■ **Dataset records**
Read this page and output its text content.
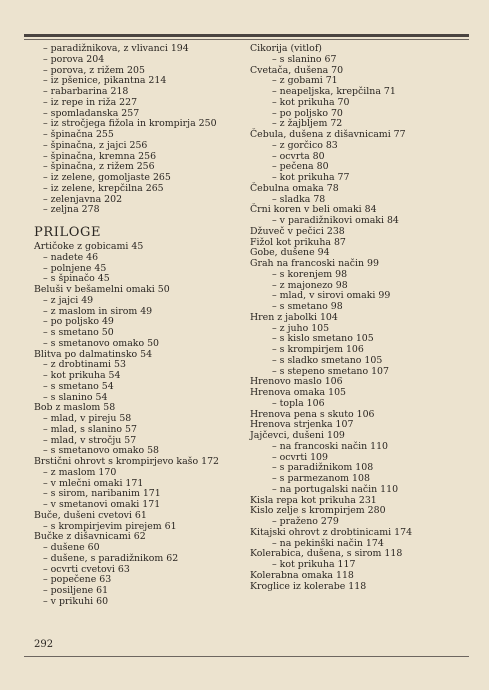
– paradižnikova, z vlivanci 194
– porova 204
– porova, z rižem 205
– iz pšenice, pikantna 214
– rabarbarina 218
– iz repe in riža 227
– spomladanska 257
– iz stročjega fižola in krompirja 250
– špinačna 255
– špinačna, z jajci 256
– špinačna, kremna 256
– špinačna, z rižem 256
– iz zelene, gomoljaste 265
– iz zelene, krepčilna 265
– zelenjavna 202
– zeljna 278
PRILOGE
Artičoke z gobicami 45
– nadete 46
– polnjene 45
– s špinačo 45
Beluši v bešamelni omaki 50
– z jajci 49
– z maslom in sirom 49
– po poljsko 49
– s smetano 50
– s smetanovo omako 50
Blitva po dalmatinsko 54
– z drobtinami 53
– kot prikuha 54
– s smetano 54
– s slanino 54
Bob z maslom 58
– mlad, v pireju 58
– mlad, s slanino 57
– mlad, v stročju 57
– s smetanovo omako 58
Brstični ohrovt s krompirjevo kašo 172
– z maslom 170
– v mlečni omaki 171
– s sirom, naribanim 171
– v smetanovi omaki 171
Buče, dušeni cvetovi 61
– s krompirjevim pirejem 61
Bučke z dišavnicami 62
– dušene 60
– dušene, s paradižnikom 62
– ocvrti cvetovi 63
– popečene 63
– posiljene 61
– v prikuhi 60
Cikorija (vitlof)
– s slanino 67
Cvetača, dušena 70
– z gobami 71
– neapeljska, krepčilna 71
– kot prikuha 70
– po poljsko 70
– z žajbljem 72
Čebula, dušena z dišavnicami 77
– z gorčico 83
– ocvrta 80
– pečena 80
– kot prikuha 77
Čebulna omaka 78
– sladka 78
Črni koren v beli omaki 84
– v paradižnikovi omaki 84
Džuveč v pečici 238
Fižol kot prikuha 87
Gobe, dušene 94
Grah na francoski način 99
– s korenjem 98
– z majonezo 98
– mlad, v sirovi omaki 99
– s smetano 98
Hren z jabolki 104
– z juho 105
– s kislo smetano 105
– s krompirjem 106
– s sladko smetano 105
– s stepeno smetano 107
Hrenovo maslo 106
Hrenova omaka 105
– topla 106
Hrenova pena s skuto 106
Hrenova strjenka 107
Jajčevci, dušeni 109
– na francoski način 110
– ocvrti 109
– s paradižnikom 108
– s parmezanom 108
– na portugalski način 110
Kisla repa kot prikuha 231
Kislo zelje s krompirjem 280
– praženo 279
Kitajski ohrovt z drobtinicami 174
– na pekinški način 174
Kolerabica, dušena, s sirom 118
– kot prikuha 117
Kolerabna omaka 118
Kroglice iz kolerabe 118
292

■ **Problem requirements**
Tally the lines of the preceding listing in which the word "paradižnikom" appears; state nothing but the total.

■ **Exercise answer**
2